:: Input records ::
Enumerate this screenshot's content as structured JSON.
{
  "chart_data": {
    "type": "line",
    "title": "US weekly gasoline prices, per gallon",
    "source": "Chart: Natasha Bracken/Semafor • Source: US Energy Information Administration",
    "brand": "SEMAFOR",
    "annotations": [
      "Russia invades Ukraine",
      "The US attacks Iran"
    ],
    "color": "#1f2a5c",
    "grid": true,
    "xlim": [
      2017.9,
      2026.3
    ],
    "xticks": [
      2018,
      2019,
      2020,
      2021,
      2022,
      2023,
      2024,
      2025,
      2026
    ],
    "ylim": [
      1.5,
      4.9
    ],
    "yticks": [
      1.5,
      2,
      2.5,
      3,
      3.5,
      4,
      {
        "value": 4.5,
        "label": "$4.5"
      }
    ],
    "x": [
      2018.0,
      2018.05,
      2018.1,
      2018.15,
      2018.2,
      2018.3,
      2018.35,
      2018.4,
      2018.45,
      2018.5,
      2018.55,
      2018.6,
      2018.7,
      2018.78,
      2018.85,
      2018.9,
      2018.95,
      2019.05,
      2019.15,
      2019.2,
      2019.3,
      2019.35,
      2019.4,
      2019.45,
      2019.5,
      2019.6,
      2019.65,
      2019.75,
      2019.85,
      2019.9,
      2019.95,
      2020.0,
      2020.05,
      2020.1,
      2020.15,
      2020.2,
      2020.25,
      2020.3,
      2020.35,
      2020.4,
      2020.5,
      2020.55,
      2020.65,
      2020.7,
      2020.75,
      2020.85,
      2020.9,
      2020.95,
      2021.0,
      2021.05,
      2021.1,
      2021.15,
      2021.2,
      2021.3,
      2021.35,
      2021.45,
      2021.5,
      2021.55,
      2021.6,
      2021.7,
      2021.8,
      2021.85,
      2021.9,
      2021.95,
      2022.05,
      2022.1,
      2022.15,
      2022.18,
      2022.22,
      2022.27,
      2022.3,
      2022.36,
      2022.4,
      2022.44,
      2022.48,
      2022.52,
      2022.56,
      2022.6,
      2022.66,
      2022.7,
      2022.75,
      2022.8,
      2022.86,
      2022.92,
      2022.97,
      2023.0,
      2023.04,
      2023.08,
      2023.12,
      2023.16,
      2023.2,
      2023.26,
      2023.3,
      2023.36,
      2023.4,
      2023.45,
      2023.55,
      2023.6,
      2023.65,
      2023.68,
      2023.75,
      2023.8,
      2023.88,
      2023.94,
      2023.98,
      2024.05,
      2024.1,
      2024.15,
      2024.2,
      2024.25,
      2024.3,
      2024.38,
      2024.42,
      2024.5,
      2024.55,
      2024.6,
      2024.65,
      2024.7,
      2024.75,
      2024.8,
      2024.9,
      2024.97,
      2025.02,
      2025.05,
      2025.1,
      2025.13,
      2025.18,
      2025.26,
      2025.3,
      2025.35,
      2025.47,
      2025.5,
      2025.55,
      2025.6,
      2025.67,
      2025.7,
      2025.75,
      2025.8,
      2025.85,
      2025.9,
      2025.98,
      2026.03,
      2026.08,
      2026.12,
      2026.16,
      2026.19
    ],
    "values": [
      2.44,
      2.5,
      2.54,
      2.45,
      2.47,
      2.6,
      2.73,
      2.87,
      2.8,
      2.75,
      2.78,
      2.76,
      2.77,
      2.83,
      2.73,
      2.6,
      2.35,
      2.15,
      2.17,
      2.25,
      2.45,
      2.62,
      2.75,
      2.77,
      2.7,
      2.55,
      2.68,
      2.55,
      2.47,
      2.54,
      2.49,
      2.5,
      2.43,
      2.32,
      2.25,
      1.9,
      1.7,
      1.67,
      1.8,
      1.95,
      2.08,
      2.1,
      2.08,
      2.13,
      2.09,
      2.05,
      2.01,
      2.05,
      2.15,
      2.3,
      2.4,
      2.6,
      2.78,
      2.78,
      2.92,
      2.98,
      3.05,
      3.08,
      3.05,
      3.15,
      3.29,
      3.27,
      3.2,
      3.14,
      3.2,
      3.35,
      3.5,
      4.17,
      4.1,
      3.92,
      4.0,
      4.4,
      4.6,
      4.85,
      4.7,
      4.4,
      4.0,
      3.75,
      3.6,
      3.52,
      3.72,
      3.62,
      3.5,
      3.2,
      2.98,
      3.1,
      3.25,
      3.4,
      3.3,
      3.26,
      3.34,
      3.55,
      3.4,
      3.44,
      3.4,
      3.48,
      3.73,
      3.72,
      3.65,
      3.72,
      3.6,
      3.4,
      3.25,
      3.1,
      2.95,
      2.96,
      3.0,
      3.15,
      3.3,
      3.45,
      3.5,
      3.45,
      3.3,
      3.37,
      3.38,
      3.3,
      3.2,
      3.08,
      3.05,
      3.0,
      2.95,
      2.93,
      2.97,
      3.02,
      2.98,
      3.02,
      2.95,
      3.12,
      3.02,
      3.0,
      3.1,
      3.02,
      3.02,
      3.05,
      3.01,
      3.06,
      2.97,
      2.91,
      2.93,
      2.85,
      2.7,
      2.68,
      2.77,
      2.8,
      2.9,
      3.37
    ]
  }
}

:: Set task ::
Please output the entries above, every line exactly as it reads.

:: Answer to this task ::
Enumerate this screenshot's content as structured JSON.
{
  "chart_data": {
    "type": "line",
    "title": "US weekly gasoline prices, per gallon",
    "source": "Chart: Natasha Bracken/Semafor • Source: US Energy Information Administration",
    "brand": "SEMAFOR",
    "annotations": [
      "Russia invades Ukraine",
      "The US attacks Iran"
    ],
    "color": "#1f2a5c",
    "grid": true,
    "xlim": [
      2017.9,
      2026.3
    ],
    "xticks": [
      2018,
      2019,
      2020,
      2021,
      2022,
      2023,
      2024,
      2025,
      2026
    ],
    "ylim": [
      1.5,
      4.9
    ],
    "yticks": [
      1.5,
      2,
      2.5,
      3,
      3.5,
      4,
      {
        "value": 4.5,
        "label": "$4.5"
      }
    ],
    "x": [
      2018.0,
      2018.05,
      2018.1,
      2018.15,
      2018.2,
      2018.3,
      2018.35,
      2018.4,
      2018.45,
      2018.5,
      2018.55,
      2018.6,
      2018.7,
      2018.78,
      2018.85,
      2018.9,
      2018.95,
      2019.05,
      2019.15,
      2019.2,
      2019.3,
      2019.35,
      2019.4,
      2019.45,
      2019.5,
      2019.6,
      2019.65,
      2019.75,
      2019.85,
      2019.9,
      2019.95,
      2020.0,
      2020.05,
      2020.1,
      2020.15,
      2020.2,
      2020.25,
      2020.3,
      2020.35,
      2020.4,
      2020.5,
      2020.55,
      2020.65,
      2020.7,
      2020.75,
      2020.85,
      2020.9,
      2020.95,
      2021.0,
      2021.05,
      2021.1,
      2021.15,
      2021.2,
      2021.3,
      2021.35,
      2021.45,
      2021.5,
      2021.55,
      2021.6,
      2021.7,
      2021.8,
      2021.85,
      2021.9,
      2021.95,
      2022.05,
      2022.1,
      2022.15,
      2022.18,
      2022.22,
      2022.27,
      2022.3,
      2022.36,
      2022.4,
      2022.44,
      2022.48,
      2022.52,
      2022.56,
      2022.6,
      2022.66,
      2022.7,
      2022.75,
      2022.8,
      2022.86,
      2022.92,
      2022.97,
      2023.0,
      2023.04,
      2023.08,
      2023.12,
      2023.16,
      2023.2,
      2023.26,
      2023.3,
      2023.36,
      2023.4,
      2023.45,
      2023.55,
      2023.6,
      2023.65,
      2023.68,
      2023.75,
      2023.8,
      2023.88,
      2023.94,
      2023.98,
      2024.05,
      2024.1,
      2024.15,
      2024.2,
      2024.25,
      2024.3,
      2024.38,
      2024.42,
      2024.5,
      2024.55,
      2024.6,
      2024.65,
      2024.7,
      2024.75,
      2024.8,
      2024.9,
      2024.97,
      2025.02,
      2025.05,
      2025.1,
      2025.13,
      2025.18,
      2025.26,
      2025.3,
      2025.35,
      2025.47,
      2025.5,
      2025.55,
      2025.6,
      2025.67,
      2025.7,
      2025.75,
      2025.8,
      2025.85,
      2025.9,
      2025.98,
      2026.03,
      2026.08,
      2026.12,
      2026.16,
      2026.19
    ],
    "values": [
      2.44,
      2.5,
      2.54,
      2.45,
      2.47,
      2.6,
      2.73,
      2.87,
      2.8,
      2.75,
      2.78,
      2.76,
      2.77,
      2.83,
      2.73,
      2.6,
      2.35,
      2.15,
      2.17,
      2.25,
      2.45,
      2.62,
      2.75,
      2.77,
      2.7,
      2.55,
      2.68,
      2.55,
      2.47,
      2.54,
      2.49,
      2.5,
      2.43,
      2.32,
      2.25,
      1.9,
      1.7,
      1.67,
      1.8,
      1.95,
      2.08,
      2.1,
      2.08,
      2.13,
      2.09,
      2.05,
      2.01,
      2.05,
      2.15,
      2.3,
      2.4,
      2.6,
      2.78,
      2.78,
      2.92,
      2.98,
      3.05,
      3.08,
      3.05,
      3.15,
      3.29,
      3.27,
      3.2,
      3.14,
      3.2,
      3.35,
      3.5,
      4.17,
      4.1,
      3.92,
      4.0,
      4.4,
      4.6,
      4.85,
      4.7,
      4.4,
      4.0,
      3.75,
      3.6,
      3.52,
      3.72,
      3.62,
      3.5,
      3.2,
      2.98,
      3.1,
      3.25,
      3.4,
      3.3,
      3.26,
      3.34,
      3.55,
      3.4,
      3.44,
      3.4,
      3.48,
      3.73,
      3.72,
      3.65,
      3.72,
      3.6,
      3.4,
      3.25,
      3.1,
      2.95,
      2.96,
      3.0,
      3.15,
      3.3,
      3.45,
      3.5,
      3.45,
      3.3,
      3.37,
      3.38,
      3.3,
      3.2,
      3.08,
      3.05,
      3.0,
      2.95,
      2.93,
      2.97,
      3.02,
      2.98,
      3.02,
      2.95,
      3.12,
      3.02,
      3.0,
      3.1,
      3.02,
      3.02,
      3.05,
      3.01,
      3.06,
      2.97,
      2.91,
      2.93,
      2.85,
      2.7,
      2.68,
      2.77,
      2.8,
      2.9,
      3.37
    ]
  }
}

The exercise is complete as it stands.